───── Information shown

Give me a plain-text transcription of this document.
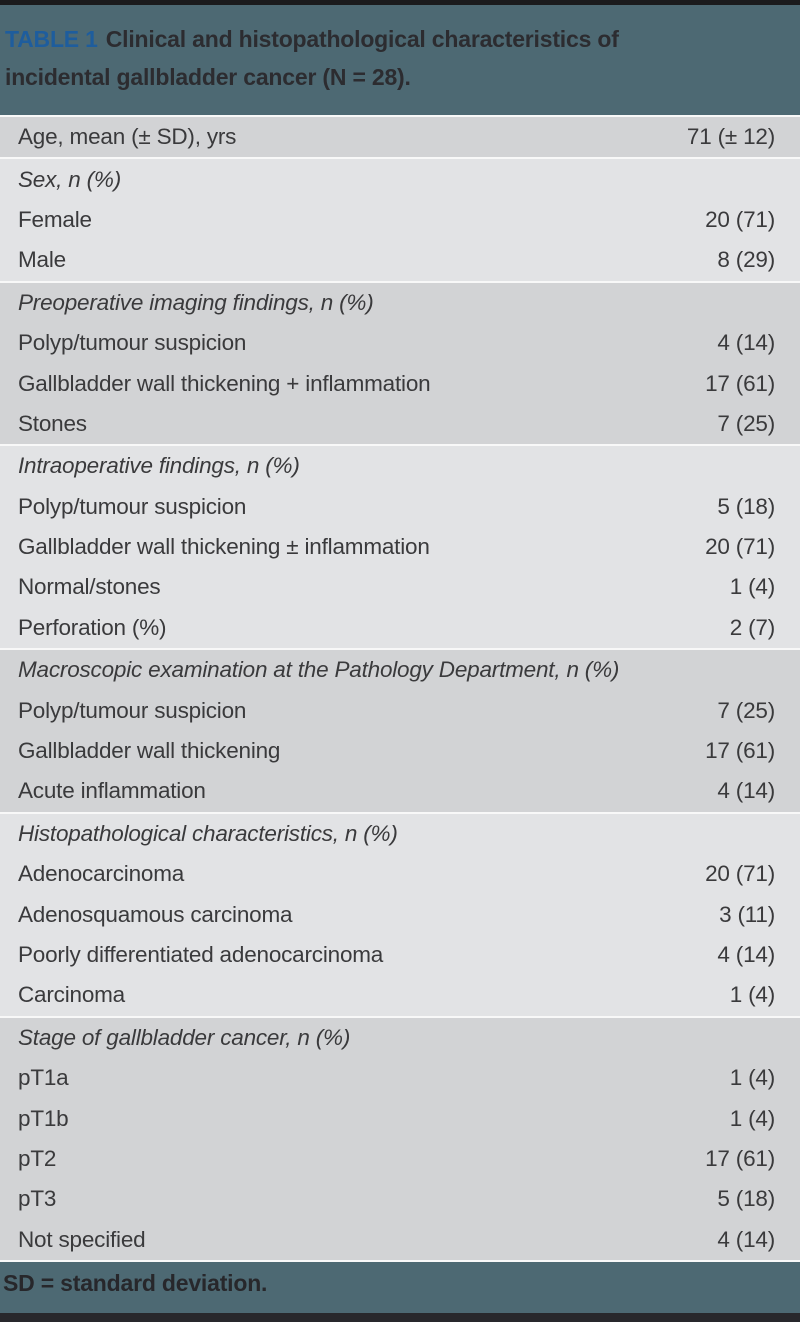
TABLE 1 Clinical and histopathological characteristics of
incidental gallbladder cancer (N = 28).
Age, mean (± SD), yrs	71 (± 12)
Sex, n (%)
Female	20 (71)
Male	8 (29)
Preoperative imaging findings, n (%)
Polyp/tumour suspicion	4 (14)
Gallbladder wall thickening + inflammation	17 (61)
Stones	7 (25)
Intraoperative findings, n (%)
Polyp/tumour suspicion	5 (18)
Gallbladder wall thickening ± inflammation	20 (71)
Normal/stones	1 (4)
Perforation (%)	2 (7)
Macroscopic examination at the Pathology Department, n (%)
Polyp/tumour suspicion	7 (25)
Gallbladder wall thickening	17 (61)
Acute inflammation	4 (14)
Histopathological characteristics, n (%)
Adenocarcinoma	20 (71)
Adenosquamous carcinoma	3 (11)
Poorly differentiated adenocarcinoma	4 (14)
Carcinoma	1 (4)
Stage of gallbladder cancer, n (%)
pT1a	1 (4)
pT1b	1 (4)
pT2	17 (61)
pT3	5 (18)
Not specified	4 (14)
SD = standard deviation.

──────────

### What is being asked
Count every line of the material above that holds the string "tumour", then state only the total.

### Finished task
3